Task goal >>
Do not carry the pictures over; copy every other part of the entries exactly.

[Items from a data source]
##############################
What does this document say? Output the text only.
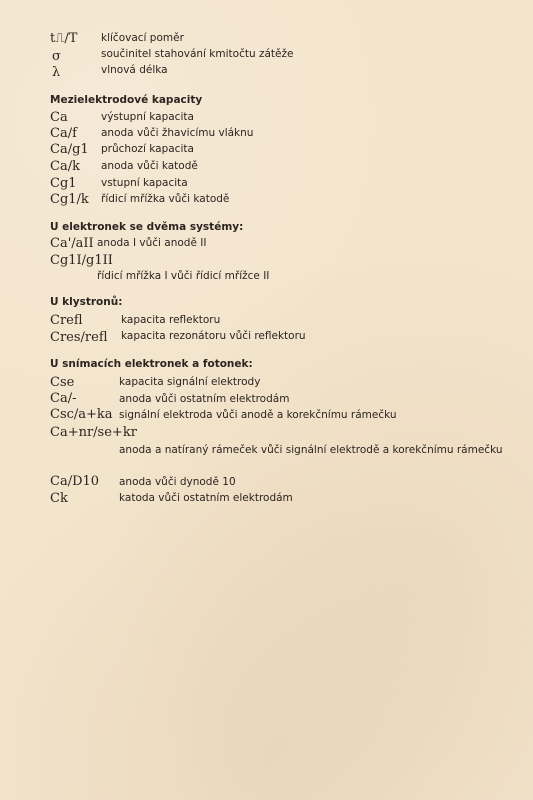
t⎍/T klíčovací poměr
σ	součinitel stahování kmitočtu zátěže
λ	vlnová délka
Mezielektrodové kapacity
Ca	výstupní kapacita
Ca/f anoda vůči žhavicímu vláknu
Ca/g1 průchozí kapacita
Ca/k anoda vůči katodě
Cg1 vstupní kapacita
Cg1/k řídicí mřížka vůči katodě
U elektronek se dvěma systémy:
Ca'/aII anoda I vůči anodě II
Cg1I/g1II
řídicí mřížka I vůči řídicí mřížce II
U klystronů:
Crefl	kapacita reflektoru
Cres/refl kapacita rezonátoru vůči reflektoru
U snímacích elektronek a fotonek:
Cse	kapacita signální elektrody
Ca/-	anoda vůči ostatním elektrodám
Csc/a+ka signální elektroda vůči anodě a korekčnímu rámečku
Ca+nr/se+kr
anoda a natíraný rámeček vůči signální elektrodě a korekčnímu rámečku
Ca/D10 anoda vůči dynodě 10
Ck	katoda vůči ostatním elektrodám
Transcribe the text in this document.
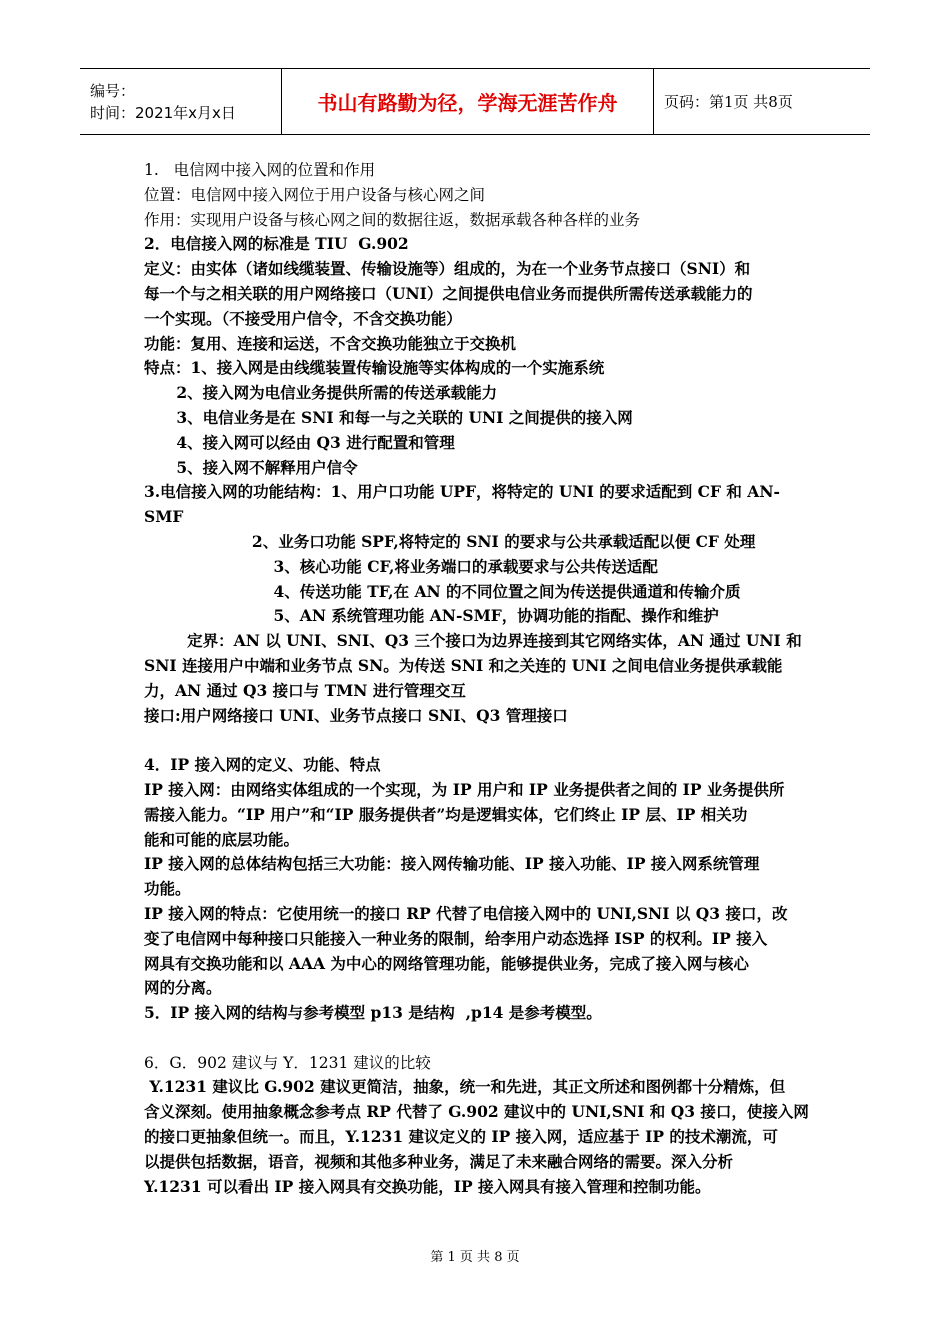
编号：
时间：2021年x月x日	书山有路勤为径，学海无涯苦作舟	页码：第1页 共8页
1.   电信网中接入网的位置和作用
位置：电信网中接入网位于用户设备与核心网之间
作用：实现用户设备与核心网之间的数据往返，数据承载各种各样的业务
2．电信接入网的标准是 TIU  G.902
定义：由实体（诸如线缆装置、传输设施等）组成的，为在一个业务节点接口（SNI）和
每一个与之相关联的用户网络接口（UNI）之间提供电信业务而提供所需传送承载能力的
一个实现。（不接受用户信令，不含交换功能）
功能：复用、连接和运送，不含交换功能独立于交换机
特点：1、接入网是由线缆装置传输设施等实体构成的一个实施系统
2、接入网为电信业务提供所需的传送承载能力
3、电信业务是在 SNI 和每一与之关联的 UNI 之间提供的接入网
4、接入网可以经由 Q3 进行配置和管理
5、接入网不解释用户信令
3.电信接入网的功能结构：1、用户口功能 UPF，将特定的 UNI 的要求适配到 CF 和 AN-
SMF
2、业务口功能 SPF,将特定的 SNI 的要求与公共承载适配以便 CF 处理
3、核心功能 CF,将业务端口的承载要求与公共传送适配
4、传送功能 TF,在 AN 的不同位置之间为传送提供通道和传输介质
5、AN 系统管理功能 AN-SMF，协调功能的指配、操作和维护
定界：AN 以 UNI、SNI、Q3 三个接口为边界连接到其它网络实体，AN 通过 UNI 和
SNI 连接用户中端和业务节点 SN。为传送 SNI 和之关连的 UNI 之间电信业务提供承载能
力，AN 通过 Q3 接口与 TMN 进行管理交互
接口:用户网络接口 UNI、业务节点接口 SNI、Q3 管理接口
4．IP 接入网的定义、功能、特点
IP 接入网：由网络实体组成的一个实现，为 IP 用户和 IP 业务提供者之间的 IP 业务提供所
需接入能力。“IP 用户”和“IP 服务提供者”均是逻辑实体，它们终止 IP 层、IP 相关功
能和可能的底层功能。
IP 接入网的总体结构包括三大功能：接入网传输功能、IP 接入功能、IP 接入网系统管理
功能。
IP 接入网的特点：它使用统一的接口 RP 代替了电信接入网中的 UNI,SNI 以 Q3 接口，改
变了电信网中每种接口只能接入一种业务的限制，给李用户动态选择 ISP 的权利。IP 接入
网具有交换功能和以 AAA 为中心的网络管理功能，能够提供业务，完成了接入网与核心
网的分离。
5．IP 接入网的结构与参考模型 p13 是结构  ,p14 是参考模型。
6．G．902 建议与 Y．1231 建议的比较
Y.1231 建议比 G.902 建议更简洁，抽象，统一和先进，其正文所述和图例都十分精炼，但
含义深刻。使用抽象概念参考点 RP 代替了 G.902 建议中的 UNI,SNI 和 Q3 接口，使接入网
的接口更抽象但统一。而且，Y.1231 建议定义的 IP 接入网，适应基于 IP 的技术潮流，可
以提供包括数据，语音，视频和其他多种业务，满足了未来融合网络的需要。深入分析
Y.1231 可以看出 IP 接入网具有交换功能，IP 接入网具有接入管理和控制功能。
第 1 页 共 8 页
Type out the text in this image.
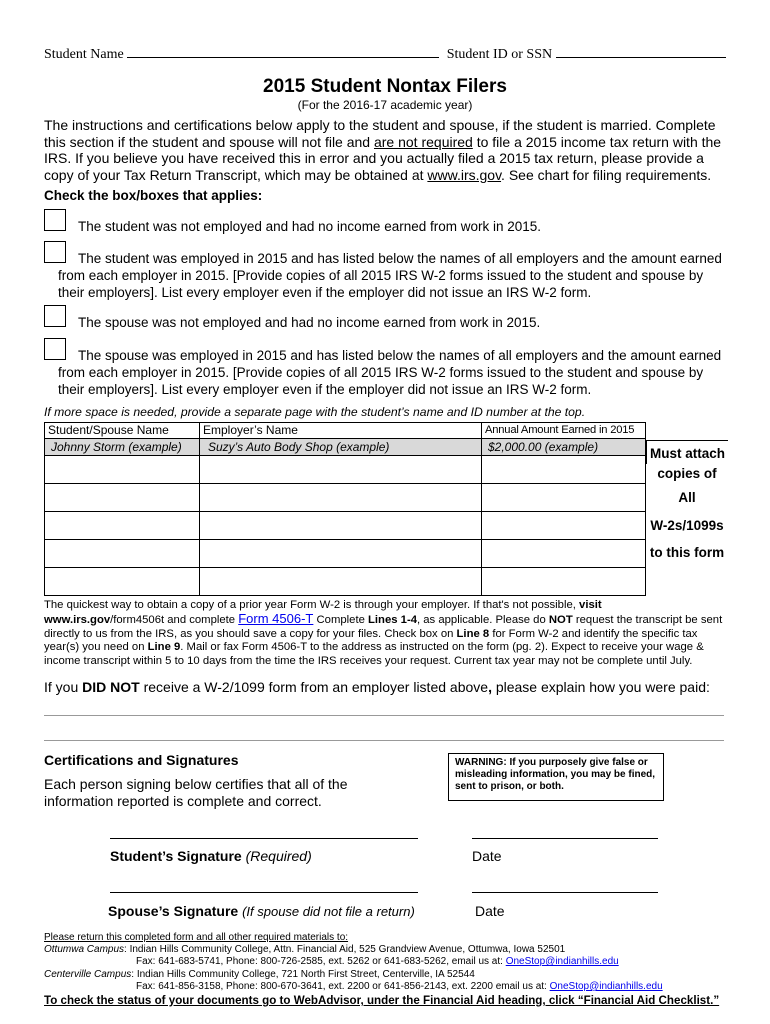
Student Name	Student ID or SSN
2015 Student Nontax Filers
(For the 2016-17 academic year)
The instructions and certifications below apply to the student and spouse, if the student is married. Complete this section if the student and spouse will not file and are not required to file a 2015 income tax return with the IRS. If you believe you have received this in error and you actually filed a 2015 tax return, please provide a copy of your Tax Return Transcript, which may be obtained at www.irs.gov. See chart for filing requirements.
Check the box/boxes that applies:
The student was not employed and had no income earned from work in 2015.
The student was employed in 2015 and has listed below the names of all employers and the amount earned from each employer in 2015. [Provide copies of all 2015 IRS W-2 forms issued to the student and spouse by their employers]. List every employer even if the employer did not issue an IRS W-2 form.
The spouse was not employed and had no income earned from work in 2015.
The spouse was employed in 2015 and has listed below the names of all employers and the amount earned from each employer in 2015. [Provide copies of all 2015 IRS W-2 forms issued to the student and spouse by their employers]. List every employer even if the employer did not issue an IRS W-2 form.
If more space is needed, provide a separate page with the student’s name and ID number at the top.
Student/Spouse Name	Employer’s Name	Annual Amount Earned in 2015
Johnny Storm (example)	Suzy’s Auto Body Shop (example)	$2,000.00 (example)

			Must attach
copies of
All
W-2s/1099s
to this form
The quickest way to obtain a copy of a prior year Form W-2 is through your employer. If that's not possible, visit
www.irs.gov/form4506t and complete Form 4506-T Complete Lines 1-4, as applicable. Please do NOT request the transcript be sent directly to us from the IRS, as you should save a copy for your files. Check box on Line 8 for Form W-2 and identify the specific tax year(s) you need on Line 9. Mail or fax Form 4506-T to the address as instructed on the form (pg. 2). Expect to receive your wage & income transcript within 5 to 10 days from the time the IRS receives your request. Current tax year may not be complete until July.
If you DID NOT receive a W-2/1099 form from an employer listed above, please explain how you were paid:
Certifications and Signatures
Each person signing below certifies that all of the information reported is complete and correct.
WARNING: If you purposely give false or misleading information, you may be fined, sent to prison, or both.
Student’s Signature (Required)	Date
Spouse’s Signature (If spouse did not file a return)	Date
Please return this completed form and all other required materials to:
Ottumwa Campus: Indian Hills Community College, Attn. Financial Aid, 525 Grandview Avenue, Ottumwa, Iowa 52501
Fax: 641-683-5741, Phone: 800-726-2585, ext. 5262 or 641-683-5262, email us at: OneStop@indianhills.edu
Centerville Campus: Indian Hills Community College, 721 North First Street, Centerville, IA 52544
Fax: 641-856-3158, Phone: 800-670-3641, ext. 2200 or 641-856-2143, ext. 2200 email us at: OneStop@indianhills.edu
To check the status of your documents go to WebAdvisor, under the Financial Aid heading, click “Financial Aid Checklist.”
##############################
Solved exercise >>
What does this document say? Output the text only.
t⎍/T klíčovací poměr
σ	součinitel stahování kmitočtu zátěže
λ	vlnová délka
Mezielektrodové kapacity
Ca	výstupní kapacita
Ca/f anoda vůči žhavicímu vláknu
Ca/g1 průchozí kapacita
Ca/k anoda vůči katodě
Cg1 vstupní kapacita
Cg1/k řídicí mřížka vůči katodě
U elektronek se dvěma systémy:
Ca'/aII anoda I vůči anodě II
Cg1I/g1II
řídicí mřížka I vůči řídicí mřížce II
U klystronů:
Crefl	kapacita reflektoru
Cres/refl kapacita rezonátoru vůči reflektoru
U snímacích elektronek a fotonek:
Cse	kapacita signální elektrody
Ca/-	anoda vůči ostatním elektrodám
Csc/a+ka signální elektroda vůči anodě a korekčnímu rámečku
Ca+nr/se+kr
anoda a natíraný rámeček vůči signální elektrodě a korekčnímu rámečku
Ca/D10 anoda vůči dynodě 10
Ck	katoda vůči ostatním elektrodám
Transcribe the text in this document.
编号：
时间：2021年x月x日	书山有路勤为径，学海无涯苦作舟	页码：第1页 共8页
1.   电信网中接入网的位置和作用
位置：电信网中接入网位于用户设备与核心网之间
作用：实现用户设备与核心网之间的数据往返，数据承载各种各样的业务
2．电信接入网的标准是 TIU  G.902
定义：由实体（诸如线缆装置、传输设施等）组成的，为在一个业务节点接口（SNI）和
每一个与之相关联的用户网络接口（UNI）之间提供电信业务而提供所需传送承载能力的
一个实现。（不接受用户信令，不含交换功能）
功能：复用、连接和运送，不含交换功能独立于交换机
特点：1、接入网是由线缆装置传输设施等实体构成的一个实施系统
2、接入网为电信业务提供所需的传送承载能力
3、电信业务是在 SNI 和每一与之关联的 UNI 之间提供的接入网
4、接入网可以经由 Q3 进行配置和管理
5、接入网不解释用户信令
3.电信接入网的功能结构：1、用户口功能 UPF，将特定的 UNI 的要求适配到 CF 和 AN-
SMF
2、业务口功能 SPF,将特定的 SNI 的要求与公共承载适配以便 CF 处理
3、核心功能 CF,将业务端口的承载要求与公共传送适配
4、传送功能 TF,在 AN 的不同位置之间为传送提供通道和传输介质
5、AN 系统管理功能 AN-SMF，协调功能的指配、操作和维护
定界：AN 以 UNI、SNI、Q3 三个接口为边界连接到其它网络实体，AN 通过 UNI 和
SNI 连接用户中端和业务节点 SN。为传送 SNI 和之关连的 UNI 之间电信业务提供承载能
力，AN 通过 Q3 接口与 TMN 进行管理交互
接口:用户网络接口 UNI、业务节点接口 SNI、Q3 管理接口
4．IP 接入网的定义、功能、特点
IP 接入网：由网络实体组成的一个实现，为 IP 用户和 IP 业务提供者之间的 IP 业务提供所
需接入能力。“IP 用户”和“IP 服务提供者”均是逻辑实体，它们终止 IP 层、IP 相关功
能和可能的底层功能。
IP 接入网的总体结构包括三大功能：接入网传输功能、IP 接入功能、IP 接入网系统管理
功能。
IP 接入网的特点：它使用统一的接口 RP 代替了电信接入网中的 UNI,SNI 以 Q3 接口，改
变了电信网中每种接口只能接入一种业务的限制，给李用户动态选择 ISP 的权利。IP 接入
网具有交换功能和以 AAA 为中心的网络管理功能，能够提供业务，完成了接入网与核心
网的分离。
5．IP 接入网的结构与参考模型 p13 是结构  ,p14 是参考模型。
6．G．902 建议与 Y．1231 建议的比较
Y.1231 建议比 G.902 建议更简洁，抽象，统一和先进，其正文所述和图例都十分精炼，但
含义深刻。使用抽象概念参考点 RP 代替了 G.902 建议中的 UNI,SNI 和 Q3 接口，使接入网
的接口更抽象但统一。而且，Y.1231 建议定义的 IP 接入网，适应基于 IP 的技术潮流，可
以提供包括数据，语音，视频和其他多种业务，满足了未来融合网络的需要。深入分析
Y.1231 可以看出 IP 接入网具有交换功能，IP 接入网具有接入管理和控制功能。
第 1 页 共 8 页
Type out the text in this image.
Student Name	Student ID or SSN
2015 Student Nontax Filers
(For the 2016-17 academic year)
The instructions and certifications below apply to the student and spouse, if the student is married. Complete this section if the student and spouse will not file and are not required to file a 2015 income tax return with the IRS. If you believe you have received this in error and you actually filed a 2015 tax return, please provide a copy of your Tax Return Transcript, which may be obtained at www.irs.gov. See chart for filing requirements.
Check the box/boxes that applies:
The student was not employed and had no income earned from work in 2015.
The student was employed in 2015 and has listed below the names of all employers and the amount earned from each employer in 2015. [Provide copies of all 2015 IRS W-2 forms issued to the student and spouse by their employers]. List every employer even if the employer did not issue an IRS W-2 form.
The spouse was not employed and had no income earned from work in 2015.
The spouse was employed in 2015 and has listed below the names of all employers and the amount earned from each employer in 2015. [Provide copies of all 2015 IRS W-2 forms issued to the student and spouse by their employers]. List every employer even if the employer did not issue an IRS W-2 form.
If more space is needed, provide a separate page with the student’s name and ID number at the top.
Student/Spouse Name	Employer’s Name	Annual Amount Earned in 2015
Johnny Storm (example)	Suzy’s Auto Body Shop (example)	$2,000.00 (example)

			Must attach
copies of
All
W-2s/1099s
to this form
The quickest way to obtain a copy of a prior year Form W-2 is through your employer. If that's not possible, visit
www.irs.gov/form4506t and complete Form 4506-T Complete Lines 1-4, as applicable. Please do NOT request the transcript be sent directly to us from the IRS, as you should save a copy for your files. Check box on Line 8 for Form W-2 and identify the specific tax year(s) you need on Line 9. Mail or fax Form 4506-T to the address as instructed on the form (pg. 2). Expect to receive your wage & income transcript within 5 to 10 days from the time the IRS receives your request. Current tax year may not be complete until July.
If you DID NOT receive a W-2/1099 form from an employer listed above, please explain how you were paid:
Certifications and Signatures
Each person signing below certifies that all of the information reported is complete and correct.
WARNING: If you purposely give false or misleading information, you may be fined, sent to prison, or both.
Student’s Signature (Required)	Date
Spouse’s Signature (If spouse did not file a return)	Date
Please return this completed form and all other required materials to:
Ottumwa Campus: Indian Hills Community College, Attn. Financial Aid, 525 Grandview Avenue, Ottumwa, Iowa 52501
Fax: 641-683-5741, Phone: 800-726-2585, ext. 5262 or 641-683-5262, email us at: OneStop@indianhills.edu
Centerville Campus: Indian Hills Community College, 721 North First Street, Centerville, IA 52544
Fax: 641-856-3158, Phone: 800-670-3641, ext. 2200 or 641-856-2143, ext. 2200 email us at: OneStop@indianhills.edu
To check the status of your documents go to WebAdvisor, under the Financial Aid heading, click “Financial Aid Checklist.”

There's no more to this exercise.